# [AIM]
Can you transcribe every line exactly and leave the pictures behind?

# [SUPPLIED DATA]
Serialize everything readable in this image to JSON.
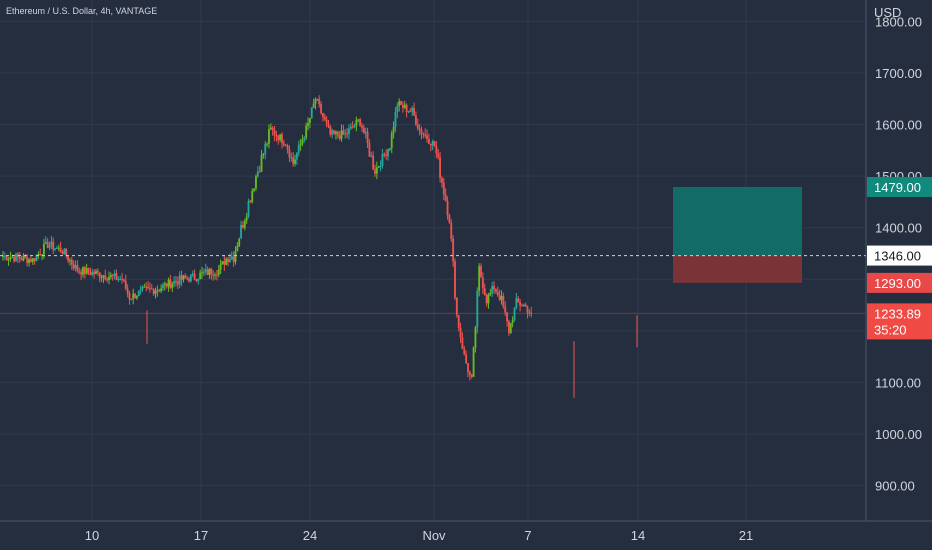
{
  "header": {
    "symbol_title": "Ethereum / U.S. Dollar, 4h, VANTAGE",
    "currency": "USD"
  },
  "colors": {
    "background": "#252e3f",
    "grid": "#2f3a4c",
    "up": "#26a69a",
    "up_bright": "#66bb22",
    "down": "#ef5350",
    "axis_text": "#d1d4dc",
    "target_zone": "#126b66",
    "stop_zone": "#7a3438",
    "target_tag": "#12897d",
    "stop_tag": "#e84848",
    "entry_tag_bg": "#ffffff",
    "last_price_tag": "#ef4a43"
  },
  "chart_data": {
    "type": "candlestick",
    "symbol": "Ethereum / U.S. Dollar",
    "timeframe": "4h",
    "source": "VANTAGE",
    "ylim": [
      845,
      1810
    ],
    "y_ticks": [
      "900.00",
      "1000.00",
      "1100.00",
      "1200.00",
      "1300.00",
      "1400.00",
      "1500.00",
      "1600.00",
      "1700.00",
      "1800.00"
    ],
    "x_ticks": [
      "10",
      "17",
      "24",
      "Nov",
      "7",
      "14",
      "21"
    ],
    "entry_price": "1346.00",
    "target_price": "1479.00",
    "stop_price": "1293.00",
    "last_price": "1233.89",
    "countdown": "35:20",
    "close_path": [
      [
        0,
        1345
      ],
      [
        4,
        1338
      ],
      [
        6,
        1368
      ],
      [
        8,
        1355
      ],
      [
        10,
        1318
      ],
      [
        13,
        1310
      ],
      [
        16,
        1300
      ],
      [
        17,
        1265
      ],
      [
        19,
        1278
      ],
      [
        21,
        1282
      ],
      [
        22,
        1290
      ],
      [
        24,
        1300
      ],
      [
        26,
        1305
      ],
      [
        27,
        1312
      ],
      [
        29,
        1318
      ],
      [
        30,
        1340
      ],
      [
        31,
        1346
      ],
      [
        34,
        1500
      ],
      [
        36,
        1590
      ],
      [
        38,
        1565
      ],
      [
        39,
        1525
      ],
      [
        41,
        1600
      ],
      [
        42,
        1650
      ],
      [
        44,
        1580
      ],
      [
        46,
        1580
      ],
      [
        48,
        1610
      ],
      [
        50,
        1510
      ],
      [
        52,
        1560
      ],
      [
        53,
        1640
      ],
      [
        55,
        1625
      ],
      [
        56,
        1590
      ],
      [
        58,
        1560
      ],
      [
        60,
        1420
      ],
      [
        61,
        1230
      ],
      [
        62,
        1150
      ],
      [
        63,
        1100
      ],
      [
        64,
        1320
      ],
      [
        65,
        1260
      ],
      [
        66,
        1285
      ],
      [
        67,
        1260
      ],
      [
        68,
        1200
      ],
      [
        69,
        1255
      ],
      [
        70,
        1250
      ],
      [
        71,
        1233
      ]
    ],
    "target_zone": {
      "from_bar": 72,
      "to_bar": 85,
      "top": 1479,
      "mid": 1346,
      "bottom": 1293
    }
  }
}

# [EXERCISE OUTPUT]
Serialize everything readable in this image to JSON.
{
  "header": {
    "symbol_title": "Ethereum / U.S. Dollar, 4h, VANTAGE",
    "currency": "USD"
  },
  "colors": {
    "background": "#252e3f",
    "grid": "#2f3a4c",
    "up": "#26a69a",
    "up_bright": "#66bb22",
    "down": "#ef5350",
    "axis_text": "#d1d4dc",
    "target_zone": "#126b66",
    "stop_zone": "#7a3438",
    "target_tag": "#12897d",
    "stop_tag": "#e84848",
    "entry_tag_bg": "#ffffff",
    "last_price_tag": "#ef4a43"
  },
  "chart_data": {
    "type": "candlestick",
    "symbol": "Ethereum / U.S. Dollar",
    "timeframe": "4h",
    "source": "VANTAGE",
    "ylim": [
      845,
      1810
    ],
    "y_ticks": [
      "900.00",
      "1000.00",
      "1100.00",
      "1200.00",
      "1300.00",
      "1400.00",
      "1500.00",
      "1600.00",
      "1700.00",
      "1800.00"
    ],
    "x_ticks": [
      "10",
      "17",
      "24",
      "Nov",
      "7",
      "14",
      "21"
    ],
    "entry_price": "1346.00",
    "target_price": "1479.00",
    "stop_price": "1293.00",
    "last_price": "1233.89",
    "countdown": "35:20",
    "close_path": [
      [
        0,
        1345
      ],
      [
        4,
        1338
      ],
      [
        6,
        1368
      ],
      [
        8,
        1355
      ],
      [
        10,
        1318
      ],
      [
        13,
        1310
      ],
      [
        16,
        1300
      ],
      [
        17,
        1265
      ],
      [
        19,
        1278
      ],
      [
        21,
        1282
      ],
      [
        22,
        1290
      ],
      [
        24,
        1300
      ],
      [
        26,
        1305
      ],
      [
        27,
        1312
      ],
      [
        29,
        1318
      ],
      [
        30,
        1340
      ],
      [
        31,
        1346
      ],
      [
        34,
        1500
      ],
      [
        36,
        1590
      ],
      [
        38,
        1565
      ],
      [
        39,
        1525
      ],
      [
        41,
        1600
      ],
      [
        42,
        1650
      ],
      [
        44,
        1580
      ],
      [
        46,
        1580
      ],
      [
        48,
        1610
      ],
      [
        50,
        1510
      ],
      [
        52,
        1560
      ],
      [
        53,
        1640
      ],
      [
        55,
        1625
      ],
      [
        56,
        1590
      ],
      [
        58,
        1560
      ],
      [
        60,
        1420
      ],
      [
        61,
        1230
      ],
      [
        62,
        1150
      ],
      [
        63,
        1100
      ],
      [
        64,
        1320
      ],
      [
        65,
        1260
      ],
      [
        66,
        1285
      ],
      [
        67,
        1260
      ],
      [
        68,
        1200
      ],
      [
        69,
        1255
      ],
      [
        70,
        1250
      ],
      [
        71,
        1233
      ]
    ],
    "target_zone": {
      "from_bar": 72,
      "to_bar": 85,
      "top": 1479,
      "mid": 1346,
      "bottom": 1293
    }
  }
}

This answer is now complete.